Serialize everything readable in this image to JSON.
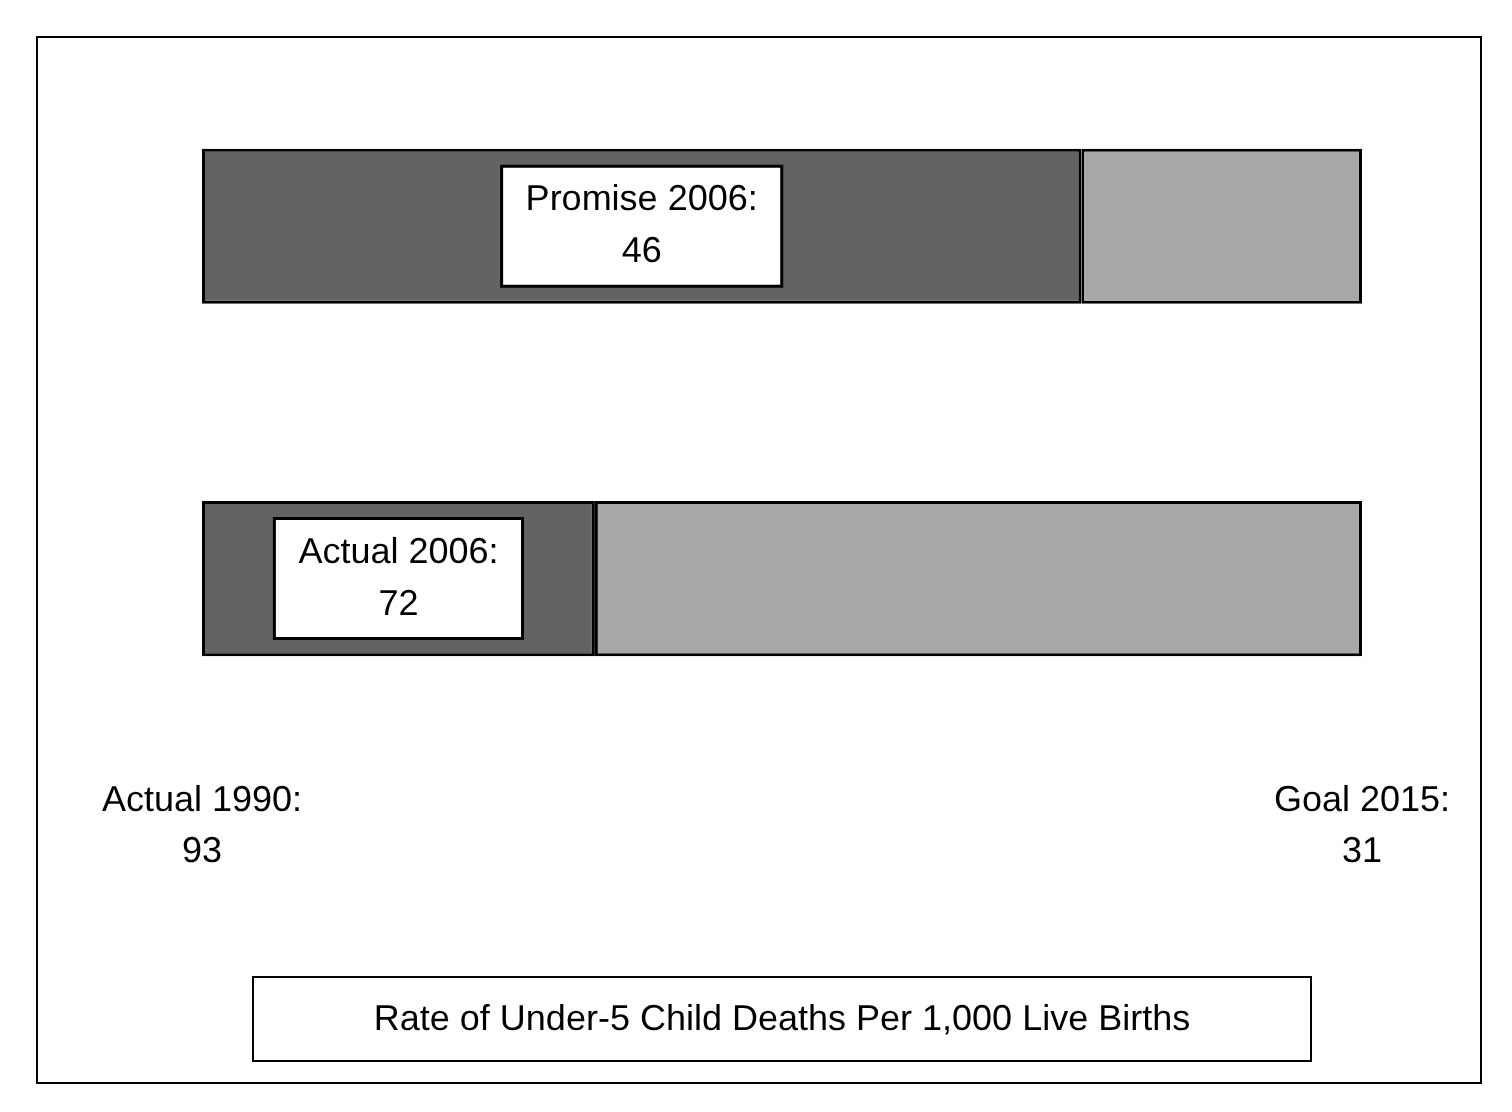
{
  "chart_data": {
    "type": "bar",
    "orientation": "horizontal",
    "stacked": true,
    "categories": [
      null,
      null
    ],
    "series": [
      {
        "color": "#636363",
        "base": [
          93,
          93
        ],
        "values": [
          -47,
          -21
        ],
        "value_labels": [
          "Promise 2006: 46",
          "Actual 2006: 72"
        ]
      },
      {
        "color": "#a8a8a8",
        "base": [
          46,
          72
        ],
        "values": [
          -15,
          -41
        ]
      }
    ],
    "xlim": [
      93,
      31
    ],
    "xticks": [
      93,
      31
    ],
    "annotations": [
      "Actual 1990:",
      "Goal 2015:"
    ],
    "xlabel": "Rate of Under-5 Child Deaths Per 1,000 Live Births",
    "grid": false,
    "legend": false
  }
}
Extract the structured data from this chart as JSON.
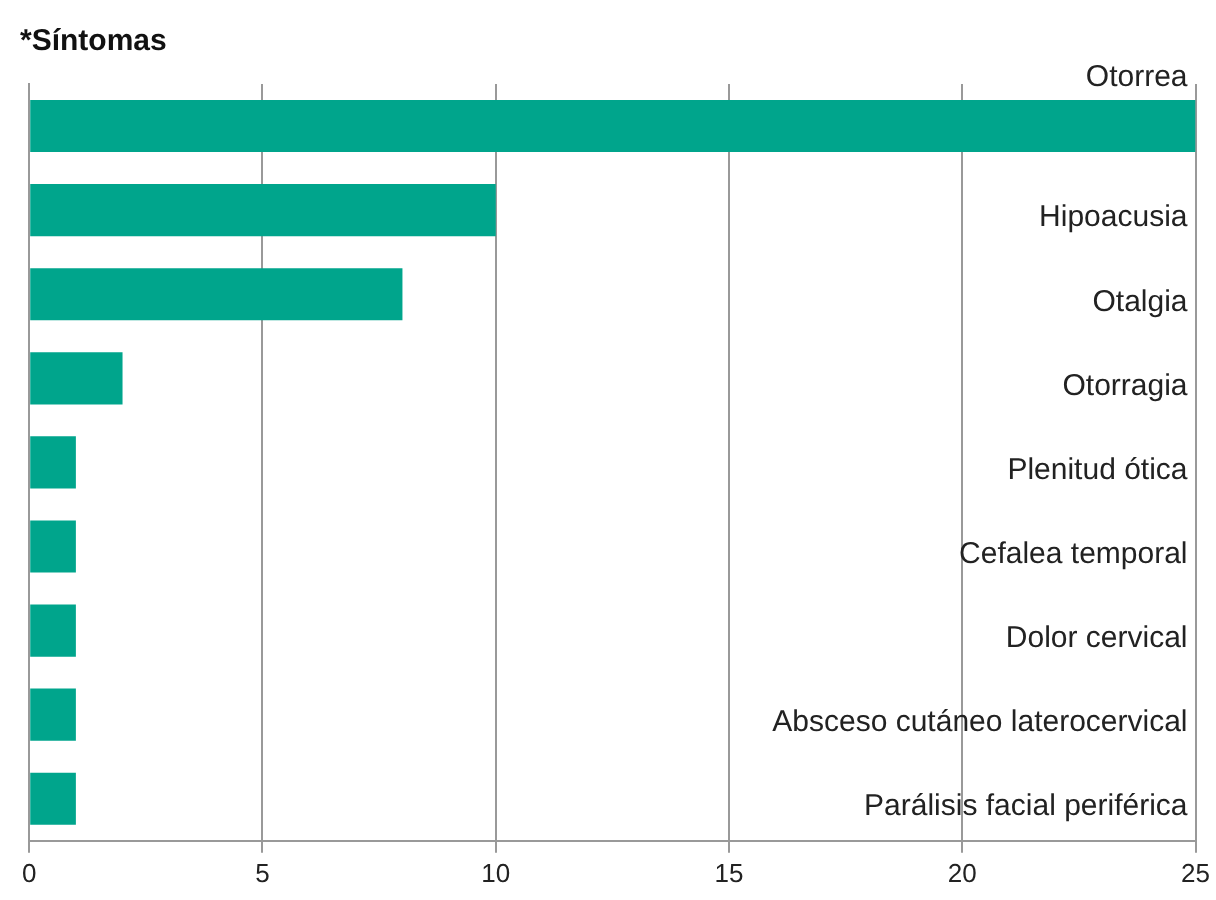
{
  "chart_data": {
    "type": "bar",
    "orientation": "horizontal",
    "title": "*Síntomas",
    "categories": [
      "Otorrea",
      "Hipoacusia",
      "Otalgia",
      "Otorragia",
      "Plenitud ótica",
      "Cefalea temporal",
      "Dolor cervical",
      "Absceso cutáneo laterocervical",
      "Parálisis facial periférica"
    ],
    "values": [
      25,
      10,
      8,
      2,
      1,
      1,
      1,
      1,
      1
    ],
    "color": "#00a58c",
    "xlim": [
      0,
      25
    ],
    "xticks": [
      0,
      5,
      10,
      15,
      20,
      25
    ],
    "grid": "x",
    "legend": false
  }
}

• DIRECTIONS FOR THIS TASK: Repeat the records word for word. Any picture in them should be left out.

• FINISHED EXERCISE:
Serialize everything readable in this image to JSON.
{
  "chart_data": {
    "type": "bar",
    "orientation": "horizontal",
    "stacked": true,
    "categories": [
      null,
      null
    ],
    "series": [
      {
        "color": "#636363",
        "base": [
          93,
          93
        ],
        "values": [
          -47,
          -21
        ],
        "value_labels": [
          "Promise 2006: 46",
          "Actual 2006: 72"
        ]
      },
      {
        "color": "#a8a8a8",
        "base": [
          46,
          72
        ],
        "values": [
          -15,
          -41
        ]
      }
    ],
    "xlim": [
      93,
      31
    ],
    "xticks": [
      93,
      31
    ],
    "annotations": [
      "Actual 1990:",
      "Goal 2015:"
    ],
    "xlabel": "Rate of Under-5 Child Deaths Per 1,000 Live Births",
    "grid": false,
    "legend": false
  }
}
Extract the structured data from this chart as JSON.
{
  "chart_data": {
    "type": "bar",
    "orientation": "horizontal",
    "title": "*Síntomas",
    "categories": [
      "Otorrea",
      "Hipoacusia",
      "Otalgia",
      "Otorragia",
      "Plenitud ótica",
      "Cefalea temporal",
      "Dolor cervical",
      "Absceso cutáneo laterocervical",
      "Parálisis facial periférica"
    ],
    "values": [
      25,
      10,
      8,
      2,
      1,
      1,
      1,
      1,
      1
    ],
    "color": "#00a58c",
    "xlim": [
      0,
      25
    ],
    "xticks": [
      0,
      5,
      10,
      15,
      20,
      25
    ],
    "grid": "x",
    "legend": false
  }
}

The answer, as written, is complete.